**PROBLEM DESCRIPTION**: Write out every record in full, exactly as written, please.

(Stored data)
※
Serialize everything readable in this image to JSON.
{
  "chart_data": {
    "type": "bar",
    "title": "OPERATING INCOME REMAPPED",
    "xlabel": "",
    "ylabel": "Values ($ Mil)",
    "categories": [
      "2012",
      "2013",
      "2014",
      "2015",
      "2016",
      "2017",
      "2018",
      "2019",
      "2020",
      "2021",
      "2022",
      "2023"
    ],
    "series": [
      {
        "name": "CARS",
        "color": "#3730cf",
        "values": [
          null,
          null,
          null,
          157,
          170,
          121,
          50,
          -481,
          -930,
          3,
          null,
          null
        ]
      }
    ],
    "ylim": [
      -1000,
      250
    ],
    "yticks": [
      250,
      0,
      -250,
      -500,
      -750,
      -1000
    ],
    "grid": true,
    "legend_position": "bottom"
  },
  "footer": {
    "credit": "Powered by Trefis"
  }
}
※
**RIGHT ANSWER**:
Serialize everything readable in this image to JSON.
{
  "chart_data": {
    "type": "bar",
    "title": "OPERATING INCOME REMAPPED",
    "xlabel": "",
    "ylabel": "Values ($ Mil)",
    "categories": [
      "2012",
      "2013",
      "2014",
      "2015",
      "2016",
      "2017",
      "2018",
      "2019",
      "2020",
      "2021",
      "2022",
      "2023"
    ],
    "series": [
      {
        "name": "CARS",
        "color": "#3730cf",
        "values": [
          null,
          null,
          null,
          157,
          170,
          121,
          50,
          -481,
          -930,
          3,
          null,
          null
        ]
      }
    ],
    "ylim": [
      -1000,
      250
    ],
    "yticks": [
      250,
      0,
      -250,
      -500,
      -750,
      -1000
    ],
    "grid": true,
    "legend_position": "bottom"
  },
  "footer": {
    "credit": "Powered by Trefis"
  }
}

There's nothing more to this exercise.